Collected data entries
## begin
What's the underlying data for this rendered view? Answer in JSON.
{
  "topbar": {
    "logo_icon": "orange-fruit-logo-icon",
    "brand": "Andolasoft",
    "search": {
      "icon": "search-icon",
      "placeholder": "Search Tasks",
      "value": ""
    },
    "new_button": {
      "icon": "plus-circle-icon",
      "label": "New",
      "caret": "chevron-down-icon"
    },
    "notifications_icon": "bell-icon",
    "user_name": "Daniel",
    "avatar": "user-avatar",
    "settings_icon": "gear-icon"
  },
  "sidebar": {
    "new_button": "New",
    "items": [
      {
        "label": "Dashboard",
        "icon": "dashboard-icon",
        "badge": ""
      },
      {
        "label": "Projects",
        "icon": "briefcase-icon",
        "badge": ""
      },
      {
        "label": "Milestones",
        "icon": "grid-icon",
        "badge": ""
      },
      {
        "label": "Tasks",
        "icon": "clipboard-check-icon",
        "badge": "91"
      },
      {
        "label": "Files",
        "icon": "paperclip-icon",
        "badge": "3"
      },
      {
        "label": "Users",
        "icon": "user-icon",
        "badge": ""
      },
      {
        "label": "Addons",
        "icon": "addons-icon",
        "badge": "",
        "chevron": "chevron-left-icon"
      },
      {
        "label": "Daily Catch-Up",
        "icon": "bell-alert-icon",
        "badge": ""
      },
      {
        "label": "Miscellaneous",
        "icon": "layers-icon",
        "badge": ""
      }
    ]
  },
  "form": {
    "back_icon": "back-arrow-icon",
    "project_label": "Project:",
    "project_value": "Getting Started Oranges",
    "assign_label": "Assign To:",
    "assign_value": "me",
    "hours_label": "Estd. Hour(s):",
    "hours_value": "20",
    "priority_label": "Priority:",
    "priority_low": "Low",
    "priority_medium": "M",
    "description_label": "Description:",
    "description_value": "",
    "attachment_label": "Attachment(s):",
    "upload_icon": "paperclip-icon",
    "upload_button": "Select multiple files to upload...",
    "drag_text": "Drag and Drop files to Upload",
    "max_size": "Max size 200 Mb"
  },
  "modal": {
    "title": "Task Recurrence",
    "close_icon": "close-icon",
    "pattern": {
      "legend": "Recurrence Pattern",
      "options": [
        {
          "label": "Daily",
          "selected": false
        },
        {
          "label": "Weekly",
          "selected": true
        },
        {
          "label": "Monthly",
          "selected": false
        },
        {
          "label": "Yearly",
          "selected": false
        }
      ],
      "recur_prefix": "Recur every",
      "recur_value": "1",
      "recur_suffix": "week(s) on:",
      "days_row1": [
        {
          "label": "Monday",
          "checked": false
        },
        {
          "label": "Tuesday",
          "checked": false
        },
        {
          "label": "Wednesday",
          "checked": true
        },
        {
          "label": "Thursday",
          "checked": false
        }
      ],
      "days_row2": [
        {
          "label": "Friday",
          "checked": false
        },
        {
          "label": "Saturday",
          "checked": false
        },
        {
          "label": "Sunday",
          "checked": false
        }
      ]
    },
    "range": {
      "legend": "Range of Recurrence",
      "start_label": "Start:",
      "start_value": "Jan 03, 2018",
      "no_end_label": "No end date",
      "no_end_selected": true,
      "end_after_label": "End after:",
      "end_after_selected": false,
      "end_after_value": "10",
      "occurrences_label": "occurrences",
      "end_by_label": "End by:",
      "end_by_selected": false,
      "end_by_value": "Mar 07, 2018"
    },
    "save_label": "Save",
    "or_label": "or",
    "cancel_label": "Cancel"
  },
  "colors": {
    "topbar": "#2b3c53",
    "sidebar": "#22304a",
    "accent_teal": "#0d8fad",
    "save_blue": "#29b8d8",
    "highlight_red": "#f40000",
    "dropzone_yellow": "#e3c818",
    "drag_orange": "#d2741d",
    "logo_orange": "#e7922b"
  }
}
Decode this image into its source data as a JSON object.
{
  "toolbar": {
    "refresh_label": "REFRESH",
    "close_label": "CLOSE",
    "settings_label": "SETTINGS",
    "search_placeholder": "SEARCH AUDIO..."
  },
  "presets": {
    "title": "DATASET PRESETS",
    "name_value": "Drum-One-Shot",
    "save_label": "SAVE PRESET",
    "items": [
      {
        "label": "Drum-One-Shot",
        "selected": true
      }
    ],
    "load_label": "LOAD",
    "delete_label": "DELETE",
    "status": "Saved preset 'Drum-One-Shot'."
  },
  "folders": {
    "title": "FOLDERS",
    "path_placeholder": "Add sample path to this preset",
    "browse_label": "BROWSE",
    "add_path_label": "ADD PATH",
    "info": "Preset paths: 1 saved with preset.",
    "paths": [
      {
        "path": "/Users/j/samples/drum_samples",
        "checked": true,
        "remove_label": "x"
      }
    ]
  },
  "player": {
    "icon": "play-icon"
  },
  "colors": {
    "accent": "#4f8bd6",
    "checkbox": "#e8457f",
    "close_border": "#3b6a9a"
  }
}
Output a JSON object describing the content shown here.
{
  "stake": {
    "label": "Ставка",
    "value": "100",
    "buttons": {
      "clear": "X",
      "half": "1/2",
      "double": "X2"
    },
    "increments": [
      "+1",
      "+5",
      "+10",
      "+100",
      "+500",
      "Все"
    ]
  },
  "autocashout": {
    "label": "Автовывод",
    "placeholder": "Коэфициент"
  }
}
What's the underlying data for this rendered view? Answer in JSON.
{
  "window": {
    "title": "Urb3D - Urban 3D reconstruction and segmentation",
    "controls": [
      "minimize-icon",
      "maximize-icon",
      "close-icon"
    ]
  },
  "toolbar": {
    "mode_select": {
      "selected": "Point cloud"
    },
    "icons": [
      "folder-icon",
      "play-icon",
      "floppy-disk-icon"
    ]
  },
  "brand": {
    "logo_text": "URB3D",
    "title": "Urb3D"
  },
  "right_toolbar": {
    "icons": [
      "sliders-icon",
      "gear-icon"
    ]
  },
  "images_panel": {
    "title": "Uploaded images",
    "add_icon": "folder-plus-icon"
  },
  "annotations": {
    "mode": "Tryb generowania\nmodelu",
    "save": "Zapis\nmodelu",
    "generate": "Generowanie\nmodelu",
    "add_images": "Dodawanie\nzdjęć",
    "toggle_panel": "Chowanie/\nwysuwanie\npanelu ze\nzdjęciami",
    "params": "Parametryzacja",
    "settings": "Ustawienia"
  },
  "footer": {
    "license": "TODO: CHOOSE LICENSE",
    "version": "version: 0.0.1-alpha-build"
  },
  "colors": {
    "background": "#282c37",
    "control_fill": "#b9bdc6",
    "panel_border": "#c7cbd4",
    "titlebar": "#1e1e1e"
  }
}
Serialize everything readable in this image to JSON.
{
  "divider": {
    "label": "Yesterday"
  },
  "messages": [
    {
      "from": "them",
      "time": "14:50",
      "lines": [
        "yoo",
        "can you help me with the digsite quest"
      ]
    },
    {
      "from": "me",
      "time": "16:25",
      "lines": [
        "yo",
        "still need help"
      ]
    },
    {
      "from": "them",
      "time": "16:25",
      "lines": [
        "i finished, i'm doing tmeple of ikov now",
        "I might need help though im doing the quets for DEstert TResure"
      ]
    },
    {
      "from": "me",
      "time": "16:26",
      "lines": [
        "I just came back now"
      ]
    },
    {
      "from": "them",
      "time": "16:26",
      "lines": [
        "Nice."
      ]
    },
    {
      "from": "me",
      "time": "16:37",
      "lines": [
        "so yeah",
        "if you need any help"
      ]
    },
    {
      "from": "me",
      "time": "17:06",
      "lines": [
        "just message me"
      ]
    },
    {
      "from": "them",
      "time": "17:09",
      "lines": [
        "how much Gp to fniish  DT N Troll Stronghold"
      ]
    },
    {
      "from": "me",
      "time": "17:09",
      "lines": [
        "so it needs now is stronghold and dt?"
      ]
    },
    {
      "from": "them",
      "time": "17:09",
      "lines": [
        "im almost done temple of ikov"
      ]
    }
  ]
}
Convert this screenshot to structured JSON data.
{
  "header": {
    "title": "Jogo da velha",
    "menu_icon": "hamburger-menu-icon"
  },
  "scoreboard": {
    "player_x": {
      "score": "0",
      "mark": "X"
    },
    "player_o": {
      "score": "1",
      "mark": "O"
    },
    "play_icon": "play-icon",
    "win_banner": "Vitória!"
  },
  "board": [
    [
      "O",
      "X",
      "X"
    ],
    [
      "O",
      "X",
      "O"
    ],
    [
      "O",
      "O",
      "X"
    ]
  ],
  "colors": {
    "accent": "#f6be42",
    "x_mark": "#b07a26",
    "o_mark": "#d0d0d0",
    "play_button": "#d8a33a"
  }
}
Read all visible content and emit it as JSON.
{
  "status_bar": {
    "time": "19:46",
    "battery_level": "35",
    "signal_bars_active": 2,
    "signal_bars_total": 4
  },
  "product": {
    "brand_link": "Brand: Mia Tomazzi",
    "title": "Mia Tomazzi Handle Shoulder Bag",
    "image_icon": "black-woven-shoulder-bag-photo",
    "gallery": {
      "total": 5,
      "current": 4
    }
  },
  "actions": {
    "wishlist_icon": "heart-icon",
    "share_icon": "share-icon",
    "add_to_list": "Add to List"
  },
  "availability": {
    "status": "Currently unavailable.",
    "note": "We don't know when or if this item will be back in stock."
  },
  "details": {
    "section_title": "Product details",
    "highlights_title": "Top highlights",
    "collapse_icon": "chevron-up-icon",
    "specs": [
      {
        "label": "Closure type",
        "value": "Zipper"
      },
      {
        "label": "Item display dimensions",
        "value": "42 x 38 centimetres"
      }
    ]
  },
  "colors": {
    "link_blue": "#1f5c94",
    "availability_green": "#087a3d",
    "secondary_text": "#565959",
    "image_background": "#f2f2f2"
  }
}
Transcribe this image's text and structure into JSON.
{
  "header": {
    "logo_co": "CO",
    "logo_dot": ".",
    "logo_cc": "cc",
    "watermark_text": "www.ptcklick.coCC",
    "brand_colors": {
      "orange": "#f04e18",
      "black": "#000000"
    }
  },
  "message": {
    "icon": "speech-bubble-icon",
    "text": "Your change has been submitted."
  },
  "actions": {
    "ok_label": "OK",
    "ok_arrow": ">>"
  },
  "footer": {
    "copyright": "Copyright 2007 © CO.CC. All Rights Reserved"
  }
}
## end
Your answer should consist only of the lines from the one with "Transcribe this image's" through the end of the data above, reproduced exactly.

## Answer to the exercise
Transcribe this image's text and structure into JSON.
{
  "header": {
    "logo_co": "CO",
    "logo_dot": ".",
    "logo_cc": "cc",
    "watermark_text": "www.ptcklick.coCC",
    "brand_colors": {
      "orange": "#f04e18",
      "black": "#000000"
    }
  },
  "message": {
    "icon": "speech-bubble-icon",
    "text": "Your change has been submitted."
  },
  "actions": {
    "ok_label": "OK",
    "ok_arrow": ">>"
  },
  "footer": {
    "copyright": "Copyright 2007 © CO.CC. All Rights Reserved"
  }
}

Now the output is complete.